Search the data for the word "Institute". Reproduce every line where it is found.

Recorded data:
···
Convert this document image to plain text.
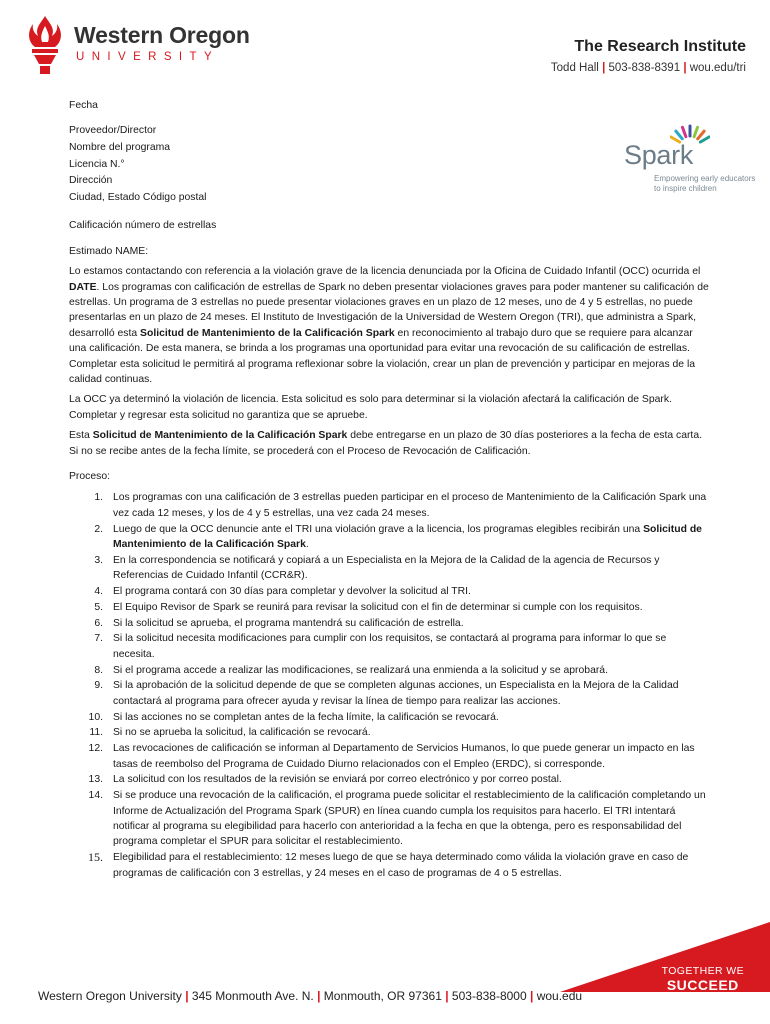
Western Oregon
UNIVERSITY
The Research Institute
Todd Hall | 503-838-8391 | wou.edu/tri
Spark
Empowering early educators
to inspire children

Fecha

Proveedor/Director
Nombre del programa
Licencia N.°
Dirección
Ciudad, Estado Código postal

Calificación número de estrellas

Estimado NAME:

Lo estamos contactando con referencia a la violación grave de la licencia denunciada por la Oficina de Cuidado Infantil (OCC) ocurrida el DATE. Los programas con calificación de estrellas de Spark no deben presentar violaciones graves para poder mantener su calificación de estrellas. Un programa de 3 estrellas no puede presentar violaciones graves en un plazo de 12 meses, uno de 4 y 5 estrellas, no puede presentarlas en un plazo de 24 meses. El Instituto de Investigación de la Universidad de Western Oregon (TRI), que administra a Spark, desarrolló esta Solicitud de Mantenimiento de la Calificación Spark en reconocimiento al trabajo duro que se requiere para alcanzar una calificación. De esta manera, se brinda a los programas una oportunidad para evitar una revocación de su calificación de estrellas. Completar esta solicitud le permitirá al programa reflexionar sobre la violación, crear un plan de prevención y participar en mejoras de la calidad continuas.

La OCC ya determinó la violación de licencia. Esta solicitud es solo para determinar si la violación afectará la calificación de Spark. Completar y regresar esta solicitud no garantiza que se apruebe.

Esta Solicitud de Mantenimiento de la Calificación Spark debe entregarse en un plazo de 30 días posteriores a la fecha de esta carta. Si no se recibe antes de la fecha límite, se procederá con el Proceso de Revocación de Calificación.

Proceso:

1. Los programas con una calificación de 3 estrellas pueden participar en el proceso de Mantenimiento de la Calificación Spark una vez cada 12 meses, y los de 4 y 5 estrellas, una vez cada 24 meses.
2. Luego de que la OCC denuncie ante el TRI una violación grave a la licencia, los programas elegibles recibirán una Solicitud de Mantenimiento de la Calificación Spark.
3. En la correspondencia se notificará y copiará a un Especialista en la Mejora de la Calidad de la agencia de Recursos y Referencias de Cuidado Infantil (CCR&R).
4. El programa contará con 30 días para completar y devolver la solicitud al TRI.
5. El Equipo Revisor de Spark se reunirá para revisar la solicitud con el fin de determinar si cumple con los requisitos.
6. Si la solicitud se aprueba, el programa mantendrá su calificación de estrella.
7. Si la solicitud necesita modificaciones para cumplir con los requisitos, se contactará al programa para informar lo que se necesita.
8. Si el programa accede a realizar las modificaciones, se realizará una enmienda a la solicitud y se aprobará.
9. Si la aprobación de la solicitud depende de que se completen algunas acciones, un Especialista en la Mejora de la Calidad contactará al programa para ofrecer ayuda y revisar la línea de tiempo para realizar las acciones.
10. Si las acciones no se completan antes de la fecha límite, la calificación se revocará.
11. Si no se aprueba la solicitud, la calificación se revocará.
12. Las revocaciones de calificación se informan al Departamento de Servicios Humanos, lo que puede generar un impacto en las tasas de reembolso del Programa de Cuidado Diurno relacionados con el Empleo (ERDC), si corresponde.
13. La solicitud con los resultados de la revisión se enviará por correo electrónico y por correo postal.
14. Si se produce una revocación de la calificación, el programa puede solicitar el restablecimiento de la calificación completando un Informe de Actualización del Programa Spark (SPUR) en línea cuando cumpla los requisitos para hacerlo. El TRI intentará notificar al programa su elegibilidad para hacerlo con anterioridad a la fecha en que la obtenga, pero es responsabilidad del programa completar el SPUR para solicitar el restablecimiento.
15. Elegibilidad para el restablecimiento: 12 meses luego de que se haya determinado como válida la violación grave en caso de programas de calificación con 3 estrellas, y 24 meses en el caso de programas de 4 o 5 estrellas.
TOGETHER WE
SUCCEED
Western Oregon University | 345 Monmouth Ave. N. | Monmouth, OR 97361 | 503-838-8000 | wou.edu
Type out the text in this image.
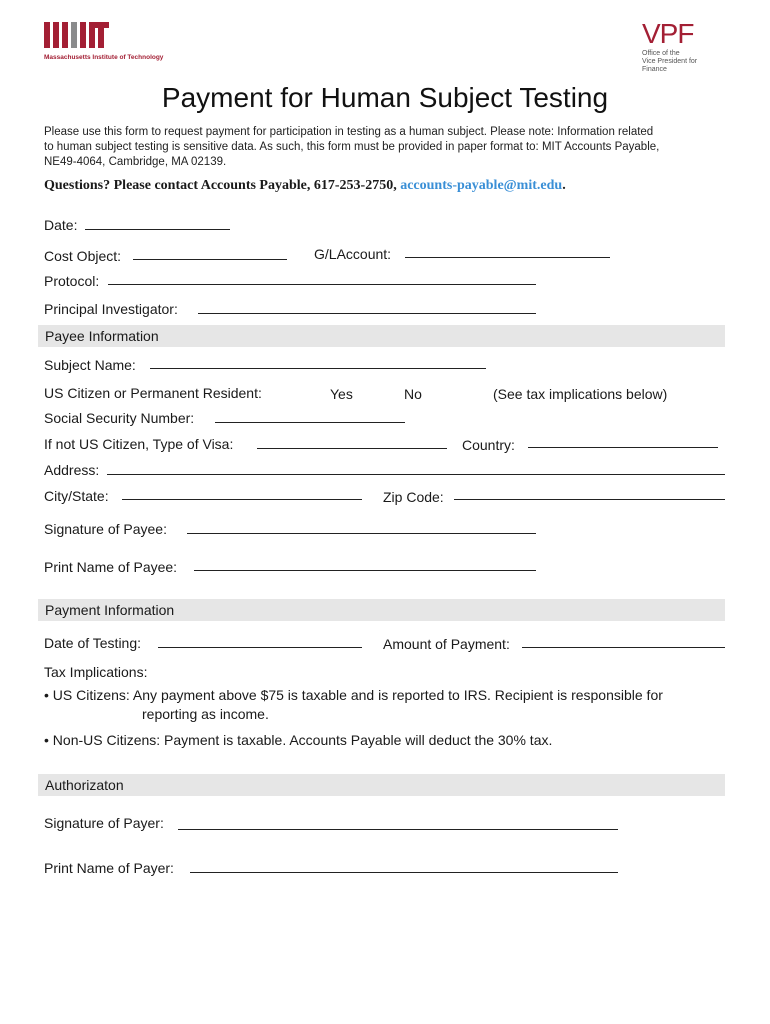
Massachusetts Institute of Technology
VPF
Office of the
Vice President for Finance
Payment for Human Subject Testing
Please use this form to request payment for participation in testing as a human subject. Please note: Information related
to human subject testing is sensitive data. As such, this form must be provided in paper format to: MIT Accounts Payable,
NE49-4064, Cambridge, MA 02139.
Questions? Please contact Accounts Payable, 617-253-2750, accounts-payable@mit.edu.
Date:
Cost Object:	G/LAccount:
Protocol:
Principal Investigator:
Payee Information
Subject Name:
US Citizen or Permanent Resident:	Yes	No	(See tax implications below)
Social Security Number:
If not US Citizen, Type of Visa:	Country:
Address:
City/State:	Zip Code:
Signature of Payee:
Print Name of Payee:
Payment Information
Date of Testing:	Amount of Payment:
Tax Implications:
• US Citizens: Any payment above $75 is taxable and is reported to IRS. Recipient is responsible for
reporting as income.
• Non-US Citizens: Payment is taxable. Accounts Payable will deduct the 30% tax.
Authorizaton
Signature of Payer:
Print Name of Payer:
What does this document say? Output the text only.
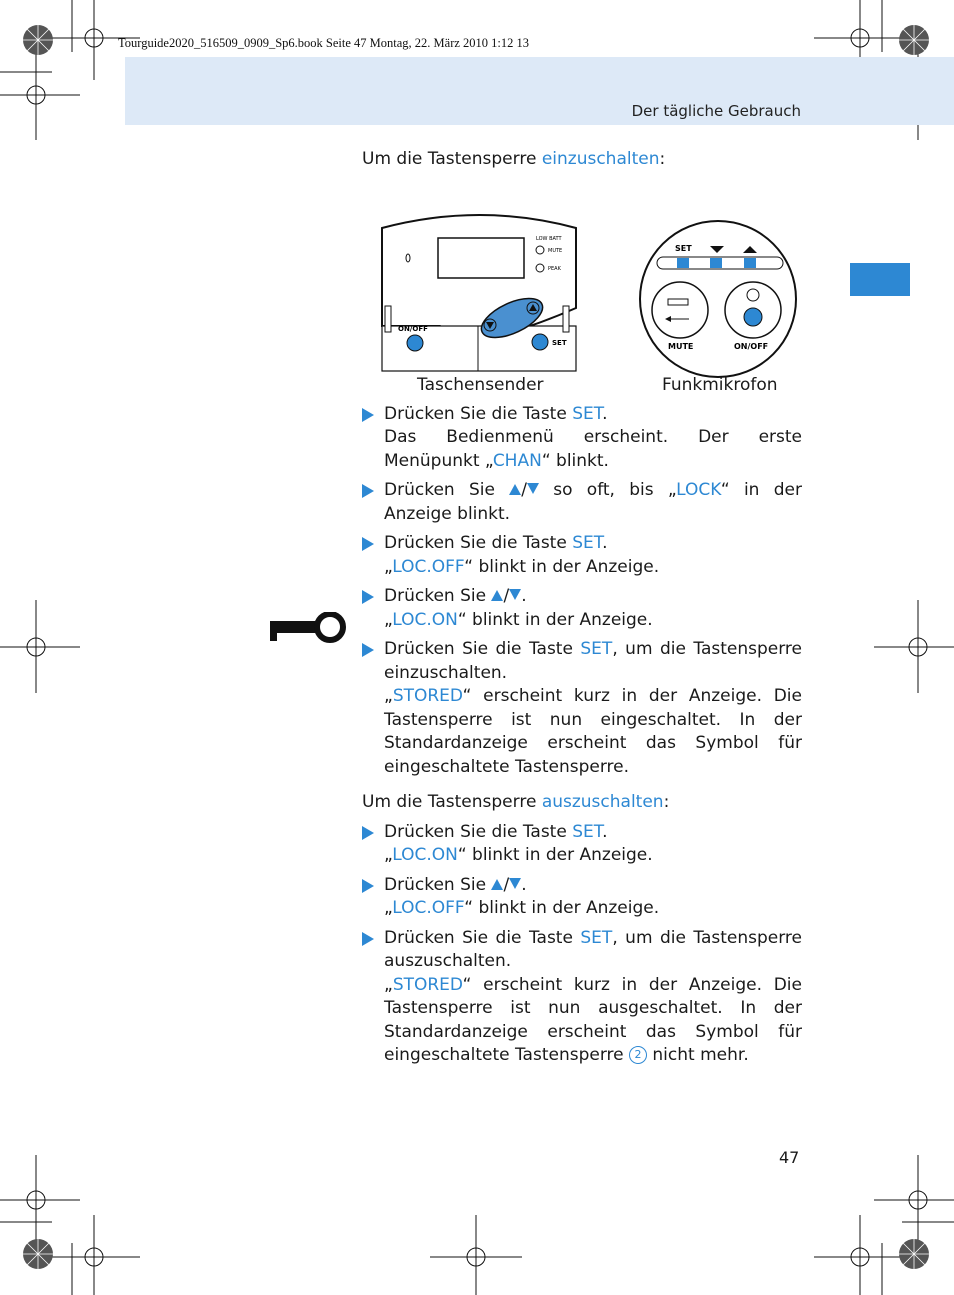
Tourguide2020_516509_0909_Sp6.book Seite 47 Montag, 22. März 2010 1:12 13
Der tägliche Gebrauch

Um die Tastensperre einzuschalten:

LOW BATT
MUTE
PEAK
ON/OFF
SET
SET
MUTE	ON/OFF
Taschensender	Funkmikrofon
Drücken Sie die Taste SET.
Das Bedienmenü erscheint. Der erste Menüpunkt „CHAN“ blinkt.
Drücken Sie / so oft, bis „LOCK“ in der Anzeige blinkt.
Drücken Sie die Taste SET.
„LOC.OFF“ blinkt in der Anzeige.
Drücken Sie / .
„LOC.ON“ blinkt in der Anzeige.
Drücken Sie die Taste SET, um die Tastensperre einzuschalten.
„STORED“ erscheint kurz in der Anzeige. Die Tastensperre ist nun eingeschaltet. In der Standardanzeige erscheint das Symbol für eingeschaltete Tastensperre.

Um die Tastensperre auszuschalten:

Drücken Sie die Taste SET.
„LOC.ON“ blinkt in der Anzeige.
Drücken Sie / .
„LOC.OFF“ blinkt in der Anzeige.
Drücken Sie die Taste SET, um die Tastensperre auszuschalten.
„STORED“ erscheint kurz in der Anzeige. Die Tastensperre ist nun ausgeschaltet. In der Standardanzeige erscheint das Symbol für eingeschaltete Tastensperre 2 nicht mehr.
47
···
SOLUTION BELOW:
The Research Institute
Massachusetts Institute of Technology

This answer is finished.